◆ TASK STATEMENT: Select, from the material below, each line with "xlabel" in it.

◆ Entries from a visual dataset:
= = =

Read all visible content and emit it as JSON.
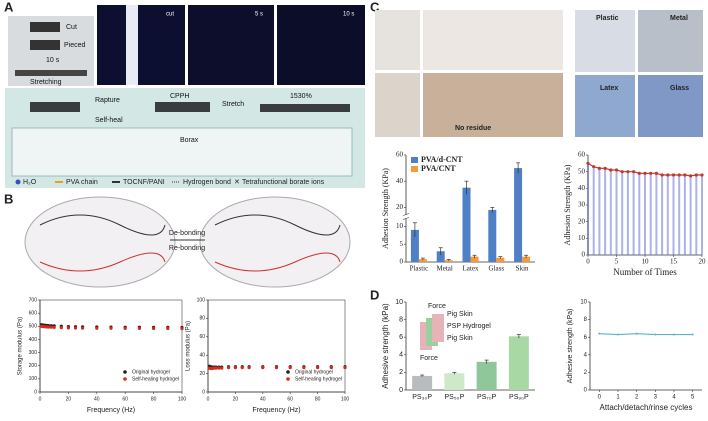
{
  "panels": [
    "A",
    "B",
    "C",
    "D"
  ],
  "panel_a": {
    "photo_labels": [
      "Cut",
      "Pieced",
      "10 s",
      "Stretching"
    ],
    "time_labels": [
      "cut",
      "5 s",
      "10 s"
    ],
    "diagram": {
      "left": "Rapture",
      "left_sub": "Self-heal",
      "center": "CPPH",
      "right": "Stretch",
      "right_value": "1530%",
      "inset": "Borax"
    },
    "legend": [
      "H₂O",
      "PVA chain",
      "TOCNF/PANI",
      "Hydrogen bond",
      "Tetrafunctional borate ions"
    ]
  },
  "panel_b": {
    "top": "De-bonding",
    "bottom": "Re-bonding"
  },
  "panel_c": {
    "photo_labels": [
      "No residue",
      "Plastic",
      "Metal",
      "Latex",
      "Glass"
    ]
  },
  "panel_d": {
    "inset": [
      "Force",
      "Pig Skin",
      "PSP Hydrogel",
      "Pig Skin",
      "Force"
    ]
  },
  "chart_data": [
    {
      "type": "scatter",
      "xlabel": "Frequency (Hz)",
      "ylabel": "Storage modulus (Pa)",
      "x": [
        1,
        2,
        3,
        4,
        5,
        6,
        8,
        10,
        15,
        20,
        25,
        30,
        40,
        50,
        60,
        70,
        80,
        90,
        100
      ],
      "series": [
        {
          "name": "Original hydrogel",
          "color": "#222222",
          "values": [
            512,
            510,
            508,
            507,
            506,
            505,
            504,
            503,
            500,
            498,
            497,
            496,
            495,
            494,
            493,
            493,
            492,
            492,
            491
          ]
        },
        {
          "name": "Self-healing hydrogel",
          "color": "#d62a1e",
          "values": [
            500,
            498,
            497,
            496,
            495,
            494,
            493,
            492,
            490,
            488,
            487,
            486,
            485,
            485,
            484,
            484,
            483,
            483,
            482
          ]
        }
      ],
      "xlim": [
        0,
        100
      ],
      "xticks": [
        0,
        20,
        40,
        60,
        80,
        100
      ],
      "ylim": [
        0,
        700
      ],
      "yticks": [
        0,
        100,
        200,
        300,
        400,
        500,
        600,
        700
      ],
      "legend": "lower right"
    },
    {
      "type": "scatter",
      "xlabel": "Frequency (Hz)",
      "ylabel": "Loss modulus (Pa)",
      "x": [
        1,
        2,
        3,
        4,
        5,
        6,
        8,
        10,
        15,
        20,
        25,
        30,
        40,
        50,
        60,
        70,
        80,
        90,
        100
      ],
      "series": [
        {
          "name": "Original hydrogel",
          "color": "#222222",
          "values": [
            28,
            27.5,
            27,
            27,
            27,
            27,
            27,
            27,
            27.5,
            27.5,
            27.5,
            27.5,
            27.5,
            27.5,
            27.5,
            27.5,
            27.5,
            27.5,
            27.5
          ]
        },
        {
          "name": "Self-healing hydrogel",
          "color": "#d62a1e",
          "values": [
            26,
            25.5,
            25.5,
            26,
            26,
            26,
            26,
            26,
            26.5,
            26.5,
            26.5,
            26.5,
            26.5,
            26.5,
            26.5,
            26.5,
            26.5,
            26.5,
            26.5
          ]
        }
      ],
      "xlim": [
        0,
        100
      ],
      "xticks": [
        0,
        20,
        40,
        60,
        80,
        100
      ],
      "ylim": [
        0,
        100
      ],
      "yticks": [
        0,
        20,
        40,
        60,
        80,
        100
      ],
      "legend": "lower right"
    },
    {
      "type": "bar",
      "ylabel": "Adhesion Strength (KPa)",
      "categories": [
        "Plastic",
        "Metal",
        "Latex",
        "Glass",
        "Skin"
      ],
      "series": [
        {
          "name": "PVA/d-CNT",
          "color": "#4f7fc4",
          "values": [
            9,
            3,
            35,
            18,
            50
          ],
          "errors": [
            2,
            1,
            5,
            2,
            4
          ]
        },
        {
          "name": "PVA/CNT",
          "color": "#f39a3c",
          "values": [
            0.8,
            0.5,
            1.5,
            1.2,
            1.5
          ],
          "errors": [
            0.3,
            0.2,
            0.4,
            0.3,
            0.4
          ]
        }
      ],
      "ylim": [
        0,
        60
      ],
      "yticks": [
        0,
        5,
        10,
        20,
        40,
        60
      ],
      "axis_break": [
        12,
        15
      ],
      "legend": "upper left"
    },
    {
      "type": "line",
      "xlabel": "Number of Times",
      "ylabel": "Adhesion Strength (KPa)",
      "x": [
        0,
        1,
        2,
        3,
        4,
        5,
        6,
        7,
        8,
        9,
        10,
        11,
        12,
        13,
        14,
        15,
        16,
        17,
        18,
        19,
        20
      ],
      "values": [
        55,
        53,
        52,
        52,
        51,
        51,
        50,
        50,
        50,
        49,
        49,
        49,
        49,
        48,
        48,
        48,
        48,
        48,
        47.5,
        48,
        48
      ],
      "color": "#c0392b",
      "stem_color": "#6a73d9",
      "stems": true,
      "xlim": [
        0,
        20
      ],
      "xticks": [
        0,
        5,
        10,
        15,
        20
      ],
      "ylim": [
        0,
        60
      ],
      "yticks": [
        0,
        10,
        20,
        30,
        40,
        50,
        60
      ]
    },
    {
      "type": "bar",
      "ylabel": "Adhesive strength (kPa)",
      "categories": [
        "PS₃₀P",
        "PS₅₀P",
        "PS₇₀P",
        "PS₉₀P"
      ],
      "values": [
        1.6,
        1.9,
        3.2,
        6.1
      ],
      "errors": [
        0.1,
        0.1,
        0.2,
        0.2
      ],
      "colors": [
        "#b9bcbf",
        "#cfe8c8",
        "#8fc79a",
        "#a8d8a4"
      ],
      "ylim": [
        0,
        10
      ],
      "yticks": [
        0,
        2,
        4,
        6,
        8,
        10
      ]
    },
    {
      "type": "line",
      "xlabel": "Attach/detach/rinse cycles",
      "ylabel": "Adhesive strength (kPa)",
      "x": [
        0,
        1,
        2,
        3,
        4,
        5
      ],
      "values": [
        6.4,
        6.3,
        6.4,
        6.3,
        6.3,
        6.3
      ],
      "color": "#5ab4c4",
      "xlim": [
        -0.5,
        5.5
      ],
      "xticks": [
        0,
        1,
        2,
        3,
        4,
        5
      ],
      "ylim": [
        0,
        10
      ],
      "yticks": [
        0,
        2,
        4,
        6,
        8,
        10
      ]
    }
  ]
}
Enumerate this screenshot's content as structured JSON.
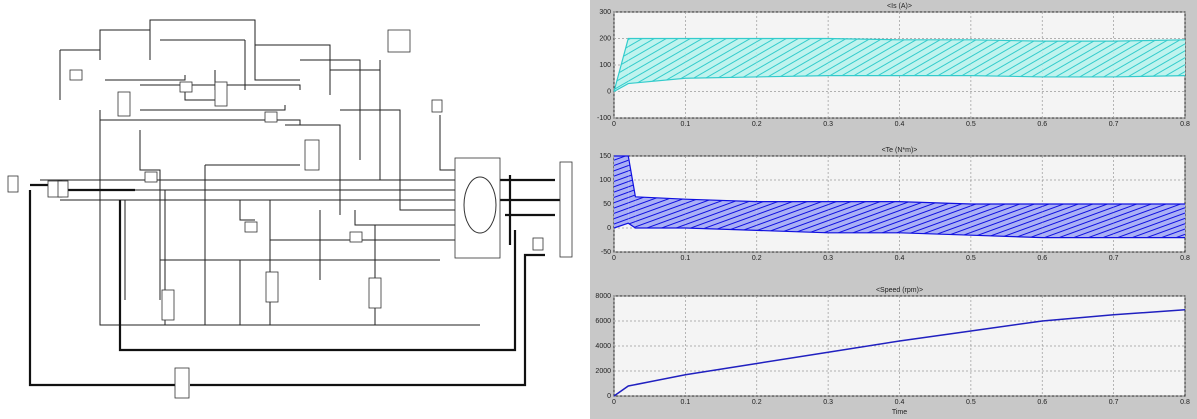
{
  "chart_data": [
    {
      "type": "band",
      "title": "<Is (A)>",
      "color": "#33cccc",
      "x": [
        0,
        0.02,
        0.1,
        0.2,
        0.3,
        0.4,
        0.5,
        0.6,
        0.7,
        0.8
      ],
      "series": [
        {
          "color": "#33cccc",
          "values": [
            0,
            200,
            200,
            200,
            200,
            195,
            195,
            190,
            190,
            195
          ]
        },
        {
          "color": "#33cccc",
          "values": [
            0,
            30,
            50,
            55,
            60,
            60,
            60,
            55,
            55,
            60
          ]
        }
      ],
      "xlim": [
        0,
        0.8
      ],
      "xticks": [
        0,
        0.1,
        0.2,
        0.3,
        0.4,
        0.5,
        0.6,
        0.7,
        0.8
      ],
      "ylim": [
        -100,
        300
      ],
      "yticks": [
        -100,
        0,
        100,
        200,
        300
      ],
      "grid": true
    },
    {
      "type": "band",
      "title": "<Te (N*m)>",
      "color": "#1010e0",
      "x": [
        0,
        0.02,
        0.03,
        0.1,
        0.2,
        0.3,
        0.4,
        0.5,
        0.6,
        0.7,
        0.8
      ],
      "series": [
        {
          "color": "#1010e0",
          "values": [
            150,
            150,
            65,
            60,
            55,
            55,
            55,
            50,
            50,
            50,
            50
          ]
        },
        {
          "color": "#1010e0",
          "values": [
            0,
            10,
            0,
            0,
            -5,
            -10,
            -10,
            -15,
            -20,
            -20,
            -20
          ]
        }
      ],
      "xlim": [
        0,
        0.8
      ],
      "xticks": [
        0,
        0.1,
        0.2,
        0.3,
        0.4,
        0.5,
        0.6,
        0.7,
        0.8
      ],
      "ylim": [
        -50,
        150
      ],
      "yticks": [
        -50,
        0,
        50,
        100,
        150
      ],
      "grid": true
    },
    {
      "type": "line",
      "title": "<Speed (rpm)>",
      "xlabel": "Time",
      "color": "#2020c0",
      "x": [
        0,
        0.02,
        0.1,
        0.2,
        0.3,
        0.4,
        0.5,
        0.6,
        0.7,
        0.8
      ],
      "values": [
        0,
        800,
        1700,
        2600,
        3500,
        4400,
        5200,
        6000,
        6500,
        6900
      ],
      "xlim": [
        0,
        0.8
      ],
      "xticks": [
        0,
        0.1,
        0.2,
        0.3,
        0.4,
        0.5,
        0.6,
        0.7,
        0.8
      ],
      "ylim": [
        0,
        8000
      ],
      "yticks": [
        0,
        2000,
        4000,
        6000,
        8000
      ],
      "grid": true
    }
  ]
}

= = =

◆ PROBLEM SOLUTION:
      "xlabel": "Frequency (Hz)",
      "xlabel": "Frequency (Hz)",
      "xlabel": "Number of Times",
      "xlabel": "Attach/detach/rinse cycles",
      "xlabel": "Time",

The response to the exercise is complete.